* [REQUIREMENTS]:
- a) List every number written in digits in the passage about Arabian Gulf coral.
- b) Resume the passage about Arabian Gulf coral after its last sentence.

* [PAGE EXCERPT]:
>>>

There is a growing interest in the inhabitants of underwater worlds, which hopefully will bode well for their continuing survival.

Species of coral are thriving in some of the world's saltiest and warmest waters, here in the Arabian Gulf. Their survival could provide answers as to why they are dying out elsewhere.

The US National Oceanic and Atmospheric Administration said about 12 per cent of the world's reefs had suffered bleaching in the past year because of rising sea temperatures. About half of these, an area of 12,000 square kilometres of coral, could be lost for ever.

The Lost Chambers Aquarium at Atlantis The Palm is playing a key role in protecting species indigenous to the Arabian Gulf, including coral.

Aquarium experts continually monitor coral and fish species in their many tanks, in water conditions similar to that in the Gulf, to assess how they adapt and develop. Anything unusual or of scientific interest is shared with other marine experts and aquariologists.

"The Gulf is a very hostile environment. It is very hot, and very salty, yet there are 65 species of coral here that are thriving,” said Nicholas Derbyshire, manager of animal acquisitions and fish husbandry for The Lost Chambers.

"Nobody fully understands how that is possible.

<<<

* [SUPPLIED INFORMATION]:

>>>

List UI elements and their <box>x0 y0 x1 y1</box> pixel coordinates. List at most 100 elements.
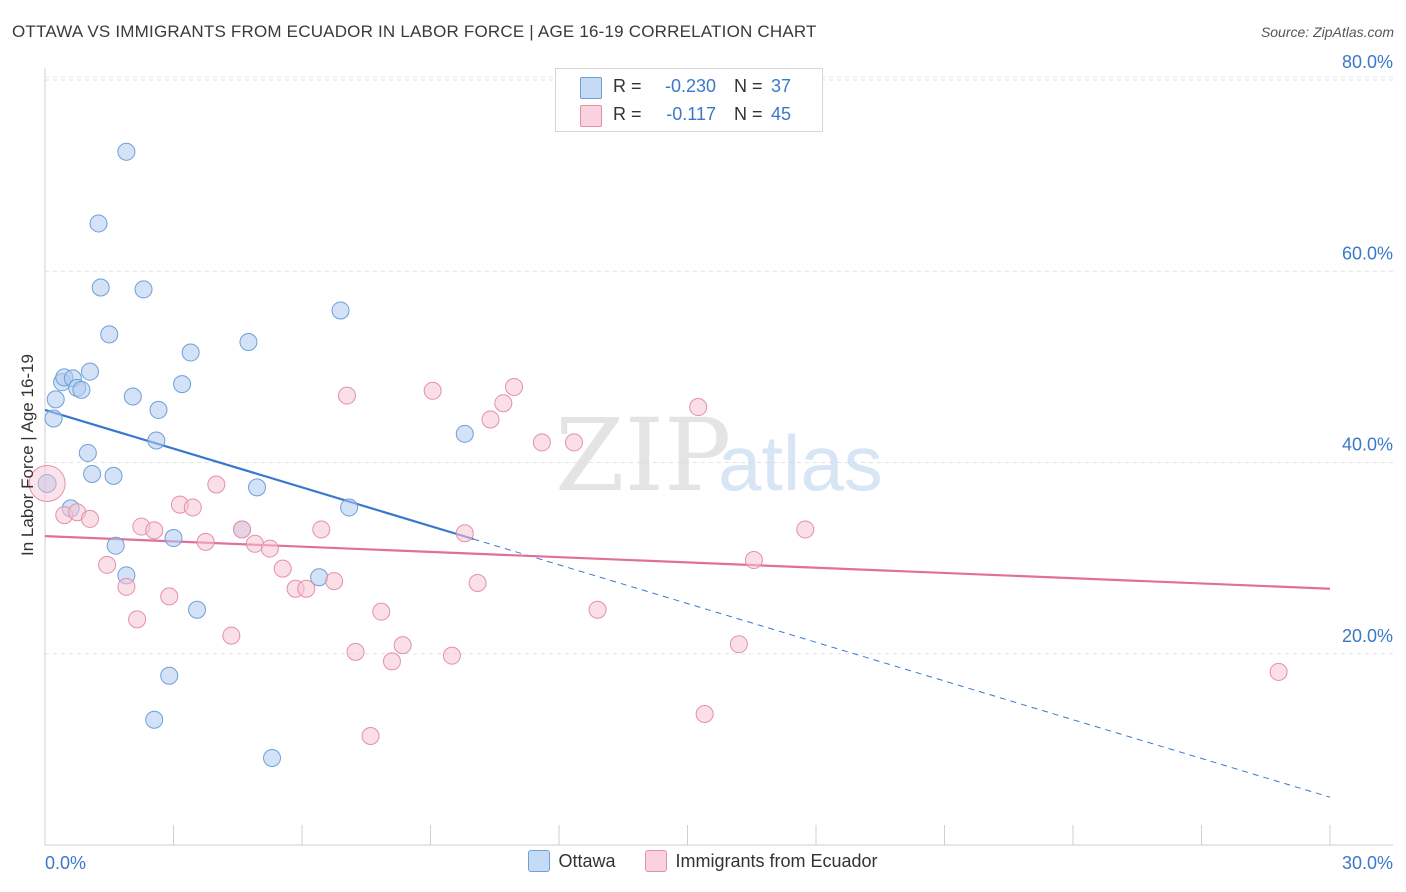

<<<

* [OUTPUTS IN ORDER]:
- a) 12 (per cent), 12,000 (square kilometres), 65 (species of coral)

- b)
"Scientists believe the key to reef survival is already here, with the way coral off the UAE has adapted to such salty waters.”

Last year, the aquarium also released 3,000 hammour fingerlings, a fish species popular with commercial fishermen, to help educate schoolchildren on the importance of conservation programmes.

The fingerlings were bred by the Marine Resource Research Centre of the Ministry of the Environment and Water and released off Nasimi Beach.

A similar programme will take place later this year.

Marine experts also educate aquarium visitors about sharks and rays to improve the public image and our understanding of the creatures.

This programme includes a shark and ray feeding tank, where people can climb in and feed the fish by hand.

Mr Derbyshire said most people left with a different idea of sharks and rays.

"It is hard getting them into the water but it is even harder getting them out again,” he said.

"They are mesmerised.”

When construction of The Palm was first mooted, conservationists were concerned about its possible impact on marine ecosystems. But some species, including rays and sharks, have started to thrive.

The coastline around Dubai has been extended by about 25 kilometres and is now a no-fishing zone. It has created a sanctuary for juvenile sharks, rays and other marine life.

One of the aquarium's special attractions is Zebedee, a female zebra shark that is producing offspring without fertilisation from a male.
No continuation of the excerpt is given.